* _Stored entries_
## Begin
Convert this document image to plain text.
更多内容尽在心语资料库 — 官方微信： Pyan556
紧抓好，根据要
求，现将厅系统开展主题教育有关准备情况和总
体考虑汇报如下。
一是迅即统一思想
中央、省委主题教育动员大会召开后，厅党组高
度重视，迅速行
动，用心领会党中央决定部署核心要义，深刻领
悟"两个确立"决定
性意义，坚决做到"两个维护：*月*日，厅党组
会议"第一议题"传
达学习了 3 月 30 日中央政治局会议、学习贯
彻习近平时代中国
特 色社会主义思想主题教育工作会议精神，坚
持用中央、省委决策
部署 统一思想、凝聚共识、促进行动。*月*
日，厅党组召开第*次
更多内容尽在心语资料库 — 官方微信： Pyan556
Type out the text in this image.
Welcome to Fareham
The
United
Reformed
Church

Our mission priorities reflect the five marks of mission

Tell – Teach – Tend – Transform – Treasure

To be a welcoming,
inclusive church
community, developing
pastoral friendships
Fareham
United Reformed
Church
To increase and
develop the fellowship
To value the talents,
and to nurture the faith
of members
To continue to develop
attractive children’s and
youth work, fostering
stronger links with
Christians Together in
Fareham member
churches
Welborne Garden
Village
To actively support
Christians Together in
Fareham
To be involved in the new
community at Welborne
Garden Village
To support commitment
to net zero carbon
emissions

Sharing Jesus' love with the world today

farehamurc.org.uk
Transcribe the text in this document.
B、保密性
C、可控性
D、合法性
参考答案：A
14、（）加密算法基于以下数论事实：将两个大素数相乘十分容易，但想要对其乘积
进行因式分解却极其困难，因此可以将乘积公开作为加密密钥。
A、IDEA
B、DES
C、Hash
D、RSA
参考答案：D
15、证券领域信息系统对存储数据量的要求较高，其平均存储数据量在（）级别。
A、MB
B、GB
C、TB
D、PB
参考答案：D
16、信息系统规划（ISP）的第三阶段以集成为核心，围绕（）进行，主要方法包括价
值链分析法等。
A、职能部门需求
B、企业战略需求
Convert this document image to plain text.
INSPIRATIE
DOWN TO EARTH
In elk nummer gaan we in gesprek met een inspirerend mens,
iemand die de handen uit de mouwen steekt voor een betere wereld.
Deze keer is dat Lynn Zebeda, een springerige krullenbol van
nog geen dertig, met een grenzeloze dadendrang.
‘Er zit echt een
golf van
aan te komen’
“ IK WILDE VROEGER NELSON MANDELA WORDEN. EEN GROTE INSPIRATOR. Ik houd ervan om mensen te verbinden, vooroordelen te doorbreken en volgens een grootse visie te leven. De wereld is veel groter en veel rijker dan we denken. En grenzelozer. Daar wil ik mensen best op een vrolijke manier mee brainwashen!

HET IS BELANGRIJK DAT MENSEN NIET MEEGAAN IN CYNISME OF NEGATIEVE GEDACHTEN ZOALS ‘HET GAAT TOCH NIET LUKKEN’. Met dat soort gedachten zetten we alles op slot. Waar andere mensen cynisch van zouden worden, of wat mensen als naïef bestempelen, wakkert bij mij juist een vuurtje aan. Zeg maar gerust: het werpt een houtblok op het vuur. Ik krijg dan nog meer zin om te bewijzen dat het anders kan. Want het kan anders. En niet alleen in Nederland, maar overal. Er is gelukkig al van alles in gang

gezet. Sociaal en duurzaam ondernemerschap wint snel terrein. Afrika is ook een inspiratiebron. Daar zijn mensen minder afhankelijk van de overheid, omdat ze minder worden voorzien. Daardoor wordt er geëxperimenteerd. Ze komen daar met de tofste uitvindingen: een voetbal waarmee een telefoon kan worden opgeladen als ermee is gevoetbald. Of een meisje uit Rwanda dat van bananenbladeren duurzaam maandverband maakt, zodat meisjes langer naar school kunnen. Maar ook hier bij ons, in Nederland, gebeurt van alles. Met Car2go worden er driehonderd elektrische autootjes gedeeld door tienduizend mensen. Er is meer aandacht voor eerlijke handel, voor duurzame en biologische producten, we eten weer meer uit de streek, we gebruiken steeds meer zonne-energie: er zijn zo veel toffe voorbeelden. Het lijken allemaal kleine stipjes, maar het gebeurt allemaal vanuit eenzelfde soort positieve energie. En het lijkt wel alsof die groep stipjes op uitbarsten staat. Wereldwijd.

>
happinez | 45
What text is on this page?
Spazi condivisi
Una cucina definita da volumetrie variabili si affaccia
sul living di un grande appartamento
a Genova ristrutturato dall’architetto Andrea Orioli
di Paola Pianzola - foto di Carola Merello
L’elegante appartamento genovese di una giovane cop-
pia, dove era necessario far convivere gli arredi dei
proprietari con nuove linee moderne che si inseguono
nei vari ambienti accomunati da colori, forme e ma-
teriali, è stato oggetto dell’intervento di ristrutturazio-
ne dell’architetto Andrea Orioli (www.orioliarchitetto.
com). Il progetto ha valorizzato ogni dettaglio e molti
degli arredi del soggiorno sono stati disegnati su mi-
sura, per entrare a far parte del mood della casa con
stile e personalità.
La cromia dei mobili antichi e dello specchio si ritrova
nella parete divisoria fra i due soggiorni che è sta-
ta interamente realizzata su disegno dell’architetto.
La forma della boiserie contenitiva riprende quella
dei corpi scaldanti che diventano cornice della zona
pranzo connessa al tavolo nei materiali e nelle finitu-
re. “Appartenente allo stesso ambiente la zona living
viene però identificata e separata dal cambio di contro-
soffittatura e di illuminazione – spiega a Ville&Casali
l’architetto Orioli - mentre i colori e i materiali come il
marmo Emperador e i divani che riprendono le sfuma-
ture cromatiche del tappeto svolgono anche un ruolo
## End
* _Objective_
Using the records above, pull out each line where the word "della" occurs.

* _Solution to the exercise_
sura, per entrare a far parte del mood della casa con
La forma della boiserie contenitiva riprende quella
dei corpi scaldanti che diventano cornice della zona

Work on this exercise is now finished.